## [The task]
Filter this material down to the lines that hold "Cemetery", copying each one.

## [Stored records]

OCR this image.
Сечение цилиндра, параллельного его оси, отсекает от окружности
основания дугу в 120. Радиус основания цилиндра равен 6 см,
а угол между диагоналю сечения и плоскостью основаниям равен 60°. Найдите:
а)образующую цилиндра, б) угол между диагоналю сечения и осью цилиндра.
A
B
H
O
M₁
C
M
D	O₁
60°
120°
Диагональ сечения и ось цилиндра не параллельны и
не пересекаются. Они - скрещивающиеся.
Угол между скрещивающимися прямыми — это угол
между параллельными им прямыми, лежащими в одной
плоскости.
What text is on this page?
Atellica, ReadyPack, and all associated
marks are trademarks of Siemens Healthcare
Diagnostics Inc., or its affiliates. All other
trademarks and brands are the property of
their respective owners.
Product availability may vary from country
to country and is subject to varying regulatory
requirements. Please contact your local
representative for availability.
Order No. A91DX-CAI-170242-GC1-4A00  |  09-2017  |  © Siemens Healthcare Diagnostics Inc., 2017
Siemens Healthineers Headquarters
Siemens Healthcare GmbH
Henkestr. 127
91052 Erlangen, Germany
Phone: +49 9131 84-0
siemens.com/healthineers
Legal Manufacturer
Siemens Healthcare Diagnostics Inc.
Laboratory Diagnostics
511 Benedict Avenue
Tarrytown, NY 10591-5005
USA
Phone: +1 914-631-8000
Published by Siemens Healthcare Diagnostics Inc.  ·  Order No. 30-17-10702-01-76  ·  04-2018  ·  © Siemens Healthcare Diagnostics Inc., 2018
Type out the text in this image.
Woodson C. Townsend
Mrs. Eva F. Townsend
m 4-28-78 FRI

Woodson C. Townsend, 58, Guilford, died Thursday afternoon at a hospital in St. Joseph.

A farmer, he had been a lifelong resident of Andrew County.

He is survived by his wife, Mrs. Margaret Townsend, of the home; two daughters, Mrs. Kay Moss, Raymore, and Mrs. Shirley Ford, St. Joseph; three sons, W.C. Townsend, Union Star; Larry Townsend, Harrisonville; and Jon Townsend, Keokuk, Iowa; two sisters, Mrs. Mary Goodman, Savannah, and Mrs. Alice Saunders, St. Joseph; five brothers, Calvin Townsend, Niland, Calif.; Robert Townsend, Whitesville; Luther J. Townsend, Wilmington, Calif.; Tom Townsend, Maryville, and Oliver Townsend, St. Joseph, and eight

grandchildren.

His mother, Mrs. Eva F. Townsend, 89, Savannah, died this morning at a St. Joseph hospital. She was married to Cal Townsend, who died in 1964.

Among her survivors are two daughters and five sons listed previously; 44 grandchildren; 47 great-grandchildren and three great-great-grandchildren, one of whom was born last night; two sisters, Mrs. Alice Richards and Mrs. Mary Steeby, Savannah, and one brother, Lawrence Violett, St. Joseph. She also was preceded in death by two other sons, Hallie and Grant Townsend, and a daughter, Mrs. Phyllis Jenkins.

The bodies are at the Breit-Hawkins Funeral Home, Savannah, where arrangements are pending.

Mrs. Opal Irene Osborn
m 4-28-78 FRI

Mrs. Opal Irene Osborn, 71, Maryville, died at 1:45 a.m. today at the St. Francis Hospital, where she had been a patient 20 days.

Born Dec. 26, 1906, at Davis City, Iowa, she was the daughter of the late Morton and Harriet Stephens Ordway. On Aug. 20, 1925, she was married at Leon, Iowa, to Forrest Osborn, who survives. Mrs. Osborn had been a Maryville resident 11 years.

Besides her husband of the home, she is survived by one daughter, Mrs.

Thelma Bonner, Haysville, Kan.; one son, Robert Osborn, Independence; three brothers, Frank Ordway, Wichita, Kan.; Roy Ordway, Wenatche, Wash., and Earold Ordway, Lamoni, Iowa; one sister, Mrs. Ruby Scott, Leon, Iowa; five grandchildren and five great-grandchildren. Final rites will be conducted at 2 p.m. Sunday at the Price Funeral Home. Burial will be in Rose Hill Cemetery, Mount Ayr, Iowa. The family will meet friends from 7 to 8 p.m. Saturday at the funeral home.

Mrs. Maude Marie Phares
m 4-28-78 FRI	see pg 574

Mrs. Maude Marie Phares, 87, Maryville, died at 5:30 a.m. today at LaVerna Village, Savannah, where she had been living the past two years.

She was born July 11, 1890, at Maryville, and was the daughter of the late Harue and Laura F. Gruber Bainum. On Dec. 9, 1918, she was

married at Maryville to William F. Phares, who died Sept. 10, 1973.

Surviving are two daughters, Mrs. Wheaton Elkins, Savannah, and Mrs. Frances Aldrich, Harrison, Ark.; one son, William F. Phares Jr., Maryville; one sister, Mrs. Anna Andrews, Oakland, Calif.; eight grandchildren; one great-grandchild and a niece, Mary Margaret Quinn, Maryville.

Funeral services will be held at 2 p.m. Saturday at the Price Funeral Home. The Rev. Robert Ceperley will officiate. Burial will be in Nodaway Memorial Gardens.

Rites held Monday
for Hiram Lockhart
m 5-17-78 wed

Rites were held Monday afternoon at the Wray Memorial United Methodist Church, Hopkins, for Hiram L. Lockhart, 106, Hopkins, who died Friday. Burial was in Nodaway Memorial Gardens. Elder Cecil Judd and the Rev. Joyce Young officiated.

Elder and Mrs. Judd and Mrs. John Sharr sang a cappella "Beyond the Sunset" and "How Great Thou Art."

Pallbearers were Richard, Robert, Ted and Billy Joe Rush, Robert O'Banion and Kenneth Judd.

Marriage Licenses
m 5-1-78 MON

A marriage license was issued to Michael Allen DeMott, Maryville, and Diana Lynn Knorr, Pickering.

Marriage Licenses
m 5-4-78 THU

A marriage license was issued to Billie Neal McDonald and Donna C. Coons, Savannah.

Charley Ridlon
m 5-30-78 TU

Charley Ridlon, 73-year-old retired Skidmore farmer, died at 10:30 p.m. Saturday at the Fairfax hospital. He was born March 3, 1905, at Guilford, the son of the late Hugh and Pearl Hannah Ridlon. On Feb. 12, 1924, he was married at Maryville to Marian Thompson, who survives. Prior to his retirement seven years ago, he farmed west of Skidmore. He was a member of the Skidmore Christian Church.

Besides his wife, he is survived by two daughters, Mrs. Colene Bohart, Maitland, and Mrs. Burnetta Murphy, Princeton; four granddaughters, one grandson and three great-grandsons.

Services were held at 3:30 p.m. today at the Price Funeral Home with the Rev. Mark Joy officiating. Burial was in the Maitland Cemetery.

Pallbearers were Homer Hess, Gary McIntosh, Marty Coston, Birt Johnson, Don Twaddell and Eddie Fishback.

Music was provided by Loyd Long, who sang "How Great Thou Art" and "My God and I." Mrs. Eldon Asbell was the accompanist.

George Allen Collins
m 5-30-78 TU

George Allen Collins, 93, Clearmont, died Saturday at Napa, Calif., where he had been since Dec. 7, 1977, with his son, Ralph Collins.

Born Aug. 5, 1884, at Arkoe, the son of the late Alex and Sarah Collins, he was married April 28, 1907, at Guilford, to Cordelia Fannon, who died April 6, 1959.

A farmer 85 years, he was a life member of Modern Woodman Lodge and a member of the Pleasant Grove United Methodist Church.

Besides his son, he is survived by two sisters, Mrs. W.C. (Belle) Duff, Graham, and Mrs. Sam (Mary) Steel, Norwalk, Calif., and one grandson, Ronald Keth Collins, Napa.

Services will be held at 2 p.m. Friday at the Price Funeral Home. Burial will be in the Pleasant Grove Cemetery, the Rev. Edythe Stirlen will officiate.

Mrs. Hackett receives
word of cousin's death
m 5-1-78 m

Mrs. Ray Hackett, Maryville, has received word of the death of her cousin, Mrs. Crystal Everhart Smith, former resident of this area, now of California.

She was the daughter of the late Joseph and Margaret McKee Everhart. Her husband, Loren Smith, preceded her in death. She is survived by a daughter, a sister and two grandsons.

## [Result]
Thelma Bonner, Haysville, Kan.; one son, Robert Osborn, Independence; three brothers, Frank Ordway, Wichita, Kan.; Roy Ordway, Wenatche, Wash., and Earold Ordway, Lamoni, Iowa; one sister, Mrs. Ruby Scott, Leon, Iowa; five grandchildren and five great-grandchildren. Final rites will be conducted at 2 p.m. Sunday at the Price Funeral Home. Burial will be in Rose Hill Cemetery, Mount Ayr, Iowa. The family will meet friends from 7 to 8 p.m. Saturday at the funeral home.
Services were held at 3:30 p.m. today at the Price Funeral Home with the Rev. Mark Joy officiating. Burial was in the Maitland Cemetery.
Services will be held at 2 p.m. Friday at the Price Funeral Home. Burial will be in the Pleasant Grove Cemetery, the Rev. Edythe Stirlen will officiate.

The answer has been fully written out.